Data excerpts:
****
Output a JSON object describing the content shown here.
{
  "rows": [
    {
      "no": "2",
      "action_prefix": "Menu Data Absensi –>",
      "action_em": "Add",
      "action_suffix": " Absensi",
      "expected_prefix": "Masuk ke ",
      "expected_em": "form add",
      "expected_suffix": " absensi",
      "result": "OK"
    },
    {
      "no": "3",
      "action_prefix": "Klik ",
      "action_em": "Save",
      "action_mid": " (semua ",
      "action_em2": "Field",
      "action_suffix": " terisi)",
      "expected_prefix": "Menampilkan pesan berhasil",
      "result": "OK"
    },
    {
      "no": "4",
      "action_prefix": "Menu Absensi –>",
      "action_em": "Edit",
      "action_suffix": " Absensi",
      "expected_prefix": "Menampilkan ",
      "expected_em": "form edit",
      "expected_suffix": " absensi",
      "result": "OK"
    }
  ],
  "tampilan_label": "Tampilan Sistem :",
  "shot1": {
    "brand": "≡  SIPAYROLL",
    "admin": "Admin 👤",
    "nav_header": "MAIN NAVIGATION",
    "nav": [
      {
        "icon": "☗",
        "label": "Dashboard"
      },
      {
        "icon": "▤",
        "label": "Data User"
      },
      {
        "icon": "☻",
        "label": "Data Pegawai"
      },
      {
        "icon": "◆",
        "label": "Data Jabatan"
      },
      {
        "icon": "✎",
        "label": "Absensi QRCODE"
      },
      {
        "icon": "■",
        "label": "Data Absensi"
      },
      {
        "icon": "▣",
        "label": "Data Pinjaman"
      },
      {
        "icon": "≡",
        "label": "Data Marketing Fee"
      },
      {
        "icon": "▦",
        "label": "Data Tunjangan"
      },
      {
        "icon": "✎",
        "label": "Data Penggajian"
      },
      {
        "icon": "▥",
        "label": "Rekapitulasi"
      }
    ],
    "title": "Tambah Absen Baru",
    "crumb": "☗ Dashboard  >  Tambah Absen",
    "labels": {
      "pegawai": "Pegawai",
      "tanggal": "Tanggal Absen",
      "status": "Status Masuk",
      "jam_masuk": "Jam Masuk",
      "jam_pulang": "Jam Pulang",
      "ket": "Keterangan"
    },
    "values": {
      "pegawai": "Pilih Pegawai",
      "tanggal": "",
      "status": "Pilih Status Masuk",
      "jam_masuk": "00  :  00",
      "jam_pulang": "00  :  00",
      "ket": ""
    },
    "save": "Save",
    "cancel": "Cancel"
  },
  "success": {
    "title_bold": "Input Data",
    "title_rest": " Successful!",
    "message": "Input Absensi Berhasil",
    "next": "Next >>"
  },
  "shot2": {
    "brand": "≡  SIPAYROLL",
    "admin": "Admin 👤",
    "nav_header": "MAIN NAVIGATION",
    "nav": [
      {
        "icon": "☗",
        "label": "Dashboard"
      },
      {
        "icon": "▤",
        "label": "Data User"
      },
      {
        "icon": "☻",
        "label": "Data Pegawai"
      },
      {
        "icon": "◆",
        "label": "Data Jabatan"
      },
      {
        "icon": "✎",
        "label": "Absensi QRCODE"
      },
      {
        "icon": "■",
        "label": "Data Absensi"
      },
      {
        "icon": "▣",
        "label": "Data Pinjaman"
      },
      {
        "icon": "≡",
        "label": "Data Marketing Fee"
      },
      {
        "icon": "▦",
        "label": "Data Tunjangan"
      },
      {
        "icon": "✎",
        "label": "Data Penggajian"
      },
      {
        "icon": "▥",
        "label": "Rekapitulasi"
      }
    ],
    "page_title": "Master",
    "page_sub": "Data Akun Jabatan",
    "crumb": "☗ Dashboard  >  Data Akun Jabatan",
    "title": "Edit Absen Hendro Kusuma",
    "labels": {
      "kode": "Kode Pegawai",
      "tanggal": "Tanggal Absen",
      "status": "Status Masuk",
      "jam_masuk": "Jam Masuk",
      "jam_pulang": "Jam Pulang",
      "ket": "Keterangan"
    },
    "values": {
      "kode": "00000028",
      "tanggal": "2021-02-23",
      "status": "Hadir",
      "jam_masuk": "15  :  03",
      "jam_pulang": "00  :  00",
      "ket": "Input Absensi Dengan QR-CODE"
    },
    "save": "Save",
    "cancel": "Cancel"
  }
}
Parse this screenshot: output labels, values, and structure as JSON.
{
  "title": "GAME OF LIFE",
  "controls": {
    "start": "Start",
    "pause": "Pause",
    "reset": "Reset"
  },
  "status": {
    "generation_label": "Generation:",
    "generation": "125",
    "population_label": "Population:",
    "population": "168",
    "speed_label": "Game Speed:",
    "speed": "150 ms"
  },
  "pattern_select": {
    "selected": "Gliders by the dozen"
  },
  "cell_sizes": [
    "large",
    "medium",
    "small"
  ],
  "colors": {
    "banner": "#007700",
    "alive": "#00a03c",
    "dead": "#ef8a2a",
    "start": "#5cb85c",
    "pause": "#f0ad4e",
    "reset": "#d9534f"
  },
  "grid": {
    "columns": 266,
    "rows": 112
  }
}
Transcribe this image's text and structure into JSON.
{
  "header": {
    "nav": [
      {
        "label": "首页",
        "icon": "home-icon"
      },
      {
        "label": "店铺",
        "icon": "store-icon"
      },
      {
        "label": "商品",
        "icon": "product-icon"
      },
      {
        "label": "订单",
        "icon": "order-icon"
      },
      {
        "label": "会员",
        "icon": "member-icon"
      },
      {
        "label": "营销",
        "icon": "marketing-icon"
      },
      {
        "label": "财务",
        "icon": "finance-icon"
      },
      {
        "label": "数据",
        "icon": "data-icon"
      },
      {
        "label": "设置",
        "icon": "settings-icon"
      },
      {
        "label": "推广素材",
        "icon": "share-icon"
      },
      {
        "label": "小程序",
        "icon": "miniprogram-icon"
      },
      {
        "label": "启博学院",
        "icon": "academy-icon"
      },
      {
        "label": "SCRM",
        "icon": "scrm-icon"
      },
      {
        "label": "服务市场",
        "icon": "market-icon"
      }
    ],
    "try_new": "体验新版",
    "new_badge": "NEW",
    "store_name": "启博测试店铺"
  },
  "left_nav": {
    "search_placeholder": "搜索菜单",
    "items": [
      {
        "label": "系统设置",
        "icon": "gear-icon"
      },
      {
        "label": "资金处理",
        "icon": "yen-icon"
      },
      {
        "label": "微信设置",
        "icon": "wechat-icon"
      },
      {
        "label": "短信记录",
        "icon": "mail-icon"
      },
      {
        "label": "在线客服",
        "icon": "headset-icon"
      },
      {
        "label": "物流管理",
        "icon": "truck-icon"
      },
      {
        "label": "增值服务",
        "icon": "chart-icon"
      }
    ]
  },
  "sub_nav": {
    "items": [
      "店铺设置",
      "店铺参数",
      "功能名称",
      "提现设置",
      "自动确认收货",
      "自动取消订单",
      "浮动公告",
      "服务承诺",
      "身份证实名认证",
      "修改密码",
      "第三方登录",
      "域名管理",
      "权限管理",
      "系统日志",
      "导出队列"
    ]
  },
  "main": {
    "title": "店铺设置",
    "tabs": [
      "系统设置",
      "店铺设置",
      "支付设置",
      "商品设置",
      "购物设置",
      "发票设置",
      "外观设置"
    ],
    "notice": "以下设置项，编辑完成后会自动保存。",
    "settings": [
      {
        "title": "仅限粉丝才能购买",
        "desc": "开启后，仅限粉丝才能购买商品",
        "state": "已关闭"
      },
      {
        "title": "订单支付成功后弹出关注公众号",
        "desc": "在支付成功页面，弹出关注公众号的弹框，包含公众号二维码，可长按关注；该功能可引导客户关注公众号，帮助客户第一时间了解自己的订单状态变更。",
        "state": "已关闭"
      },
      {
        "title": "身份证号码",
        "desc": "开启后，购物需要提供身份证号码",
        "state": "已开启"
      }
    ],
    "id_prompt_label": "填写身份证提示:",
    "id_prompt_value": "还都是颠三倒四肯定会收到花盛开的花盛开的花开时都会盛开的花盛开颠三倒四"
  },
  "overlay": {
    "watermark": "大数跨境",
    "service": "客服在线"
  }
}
****
_Directive_
Filter out every line that lacks the word "Input", and copy the rest.

_Answer to the task_
    "title_bold": "Input Data",
    "message": "Input Absensi Berhasil",
      "ket": "Input Absensi Dengan QR-CODE"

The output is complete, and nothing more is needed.